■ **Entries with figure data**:
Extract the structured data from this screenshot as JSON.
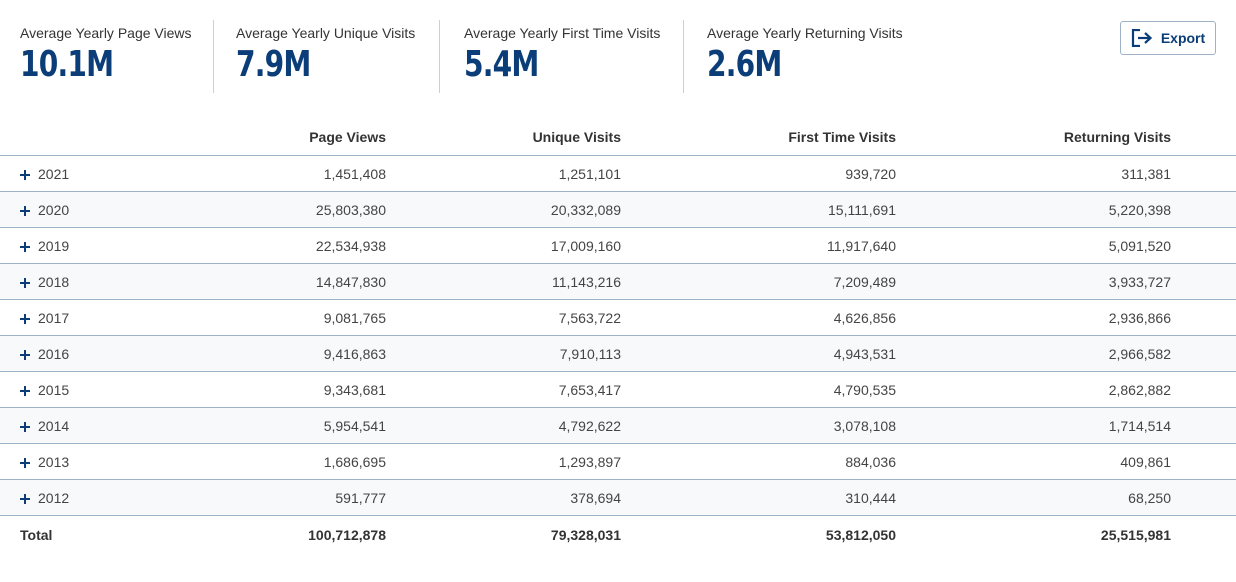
{
  "summary": [
    {
      "label": "Average Yearly Page Views",
      "value": "10.1M"
    },
    {
      "label": "Average Yearly Unique Visits",
      "value": "7.9M"
    },
    {
      "label": "Average Yearly First Time Visits",
      "value": "5.4M"
    },
    {
      "label": "Average Yearly Returning Visits",
      "value": "2.6M"
    }
  ],
  "export": {
    "label": "Export",
    "icon": "sign-out-icon"
  },
  "accent_color": "#0b3d78",
  "table": {
    "headers": [
      "",
      "Page Views",
      "Unique Visits",
      "First Time Visits",
      "Returning Visits"
    ],
    "rows": [
      {
        "year": "2021",
        "page_views": "1,451,408",
        "unique": "1,251,101",
        "first": "939,720",
        "returning": "311,381"
      },
      {
        "year": "2020",
        "page_views": "25,803,380",
        "unique": "20,332,089",
        "first": "15,111,691",
        "returning": "5,220,398"
      },
      {
        "year": "2019",
        "page_views": "22,534,938",
        "unique": "17,009,160",
        "first": "11,917,640",
        "returning": "5,091,520"
      },
      {
        "year": "2018",
        "page_views": "14,847,830",
        "unique": "11,143,216",
        "first": "7,209,489",
        "returning": "3,933,727"
      },
      {
        "year": "2017",
        "page_views": "9,081,765",
        "unique": "7,563,722",
        "first": "4,626,856",
        "returning": "2,936,866"
      },
      {
        "year": "2016",
        "page_views": "9,416,863",
        "unique": "7,910,113",
        "first": "4,943,531",
        "returning": "2,966,582"
      },
      {
        "year": "2015",
        "page_views": "9,343,681",
        "unique": "7,653,417",
        "first": "4,790,535",
        "returning": "2,862,882"
      },
      {
        "year": "2014",
        "page_views": "5,954,541",
        "unique": "4,792,622",
        "first": "3,078,108",
        "returning": "1,714,514"
      },
      {
        "year": "2013",
        "page_views": "1,686,695",
        "unique": "1,293,897",
        "first": "884,036",
        "returning": "409,861"
      },
      {
        "year": "2012",
        "page_views": "591,777",
        "unique": "378,694",
        "first": "310,444",
        "returning": "68,250"
      }
    ],
    "total": {
      "label": "Total",
      "page_views": "100,712,878",
      "unique": "79,328,031",
      "first": "53,812,050",
      "returning": "25,515,981"
    }
  }
}
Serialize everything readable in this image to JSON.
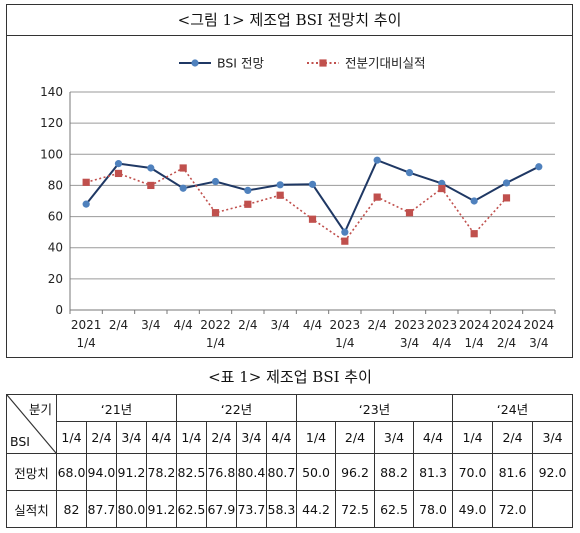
{
  "figure": {
    "title": "<그림 1> 제조업 BSI 전망치 추이"
  },
  "chart_data": {
    "type": "line",
    "title": "<그림 1> 제조업 BSI 전망치 추이",
    "categories": [
      [
        "2021",
        "1/4"
      ],
      [
        "2/4"
      ],
      [
        "3/4"
      ],
      [
        "4/4"
      ],
      [
        "2022",
        "1/4"
      ],
      [
        "2/4"
      ],
      [
        "3/4"
      ],
      [
        "4/4"
      ],
      [
        "2023",
        "1/4"
      ],
      [
        "2/4"
      ],
      [
        "2023",
        "3/4"
      ],
      [
        "2023",
        "4/4"
      ],
      [
        "2024",
        "1/4"
      ],
      [
        "2024",
        "2/4"
      ],
      [
        "2024",
        "3/4"
      ]
    ],
    "series": [
      {
        "name": "BSI 전망",
        "color": "#1f3864",
        "marker_color": "#4f81bd",
        "marker": "circle",
        "line": "solid",
        "values": [
          68.0,
          94.0,
          91.2,
          78.2,
          82.5,
          76.8,
          80.4,
          80.7,
          50.0,
          96.2,
          88.2,
          81.3,
          70.0,
          81.6,
          92.0
        ]
      },
      {
        "name": "전분기대비실적",
        "color": "#c0504d",
        "marker_color": "#c0504d",
        "marker": "square",
        "line": "dotted",
        "values": [
          82,
          87.7,
          80.0,
          91.2,
          62.5,
          67.9,
          73.7,
          58.3,
          44.2,
          72.5,
          62.5,
          78.0,
          49.0,
          72.0,
          null
        ]
      }
    ],
    "ylim": [
      0,
      140
    ],
    "yticks": [
      0,
      20,
      40,
      60,
      80,
      100,
      120,
      140
    ],
    "grid": true,
    "legend": "top-center"
  },
  "table": {
    "title": "<표 1> 제조업 BSI 추이",
    "header_top": "분기",
    "header_bottom": "BSI",
    "years": [
      {
        "label": "‘21년",
        "span": 4
      },
      {
        "label": "‘22년",
        "span": 4
      },
      {
        "label": "‘23년",
        "span": 4
      },
      {
        "label": "‘24년",
        "span": 3
      }
    ],
    "quarters": [
      "1/4",
      "2/4",
      "3/4",
      "4/4",
      "1/4",
      "2/4",
      "3/4",
      "4/4",
      "1/4",
      "2/4",
      "3/4",
      "4/4",
      "1/4",
      "2/4",
      "3/4"
    ],
    "rows": [
      {
        "label": "전망치",
        "values": [
          "68.0",
          "94.0",
          "91.2",
          "78.2",
          "82.5",
          "76.8",
          "80.4",
          "80.7",
          "50.0",
          "96.2",
          "88.2",
          "81.3",
          "70.0",
          "81.6",
          "92.0"
        ]
      },
      {
        "label": "실적치",
        "values": [
          "82",
          "87.7",
          "80.0",
          "91.2",
          "62.5",
          "67.9",
          "73.7",
          "58.3",
          "44.2",
          "72.5",
          "62.5",
          "78.0",
          "49.0",
          "72.0",
          ""
        ]
      }
    ]
  }
}
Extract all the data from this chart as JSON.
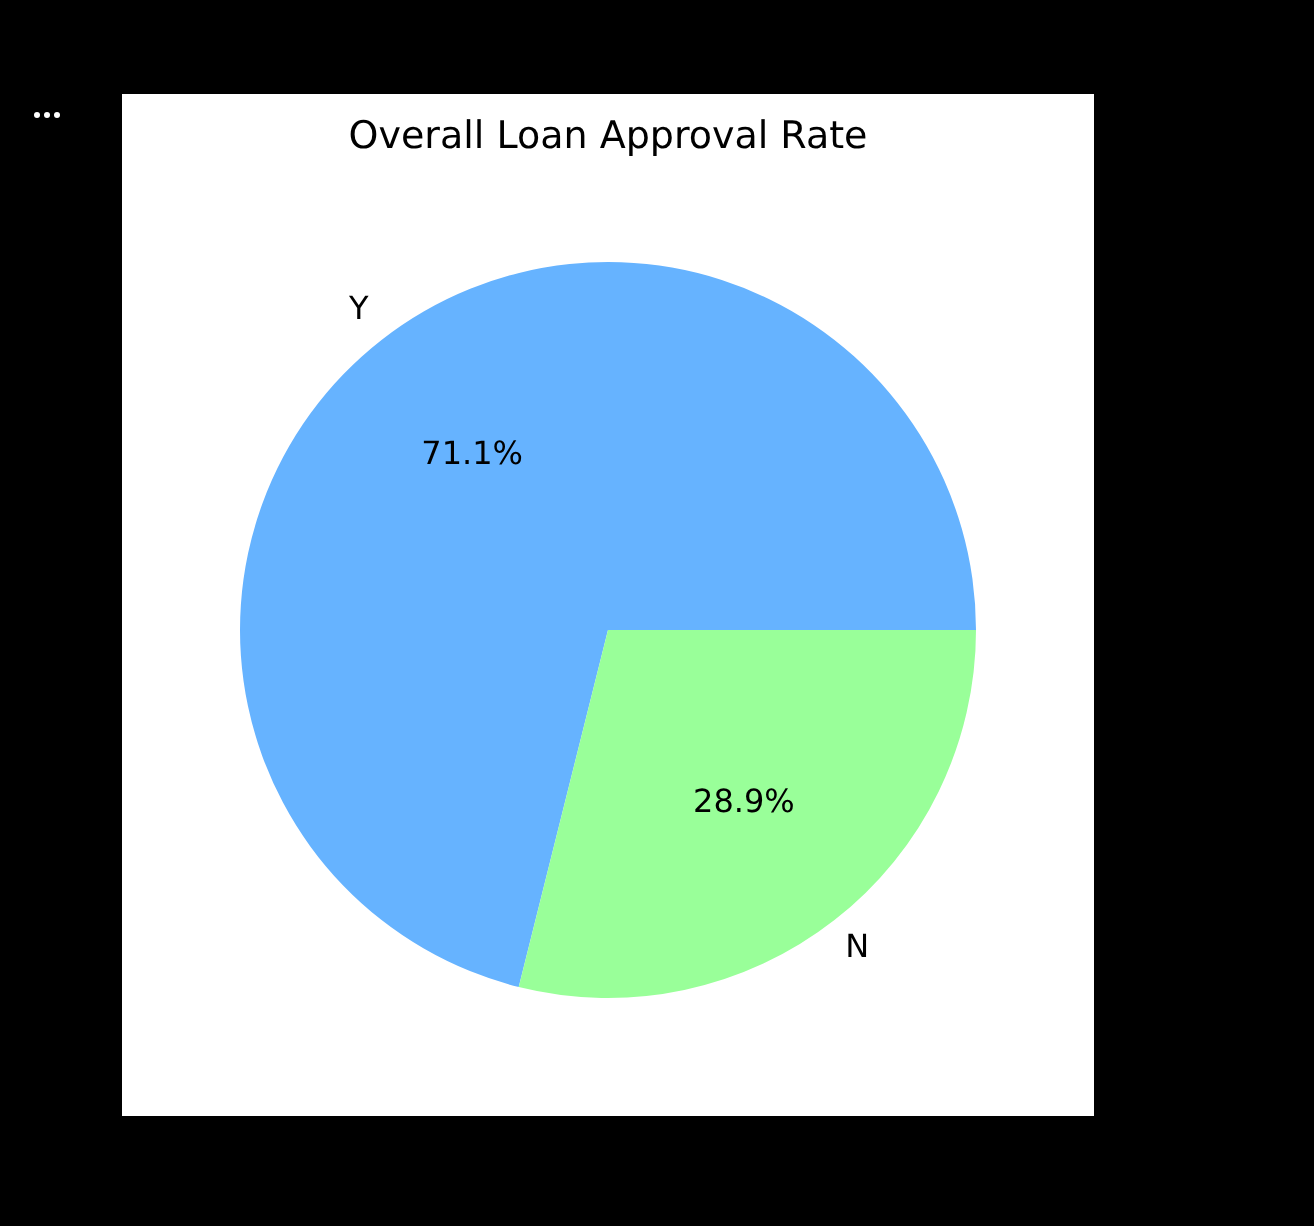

■ **PROBLEM DESCRIPTION**:
Pull out every line holding "this" from the records above, and copy it.

■ **FULL ANSWER**:
Extract the structured data from this screenshot as JSON.
Serialize everything readable in this image to JSON.
Extract all the data from this chart as JSON.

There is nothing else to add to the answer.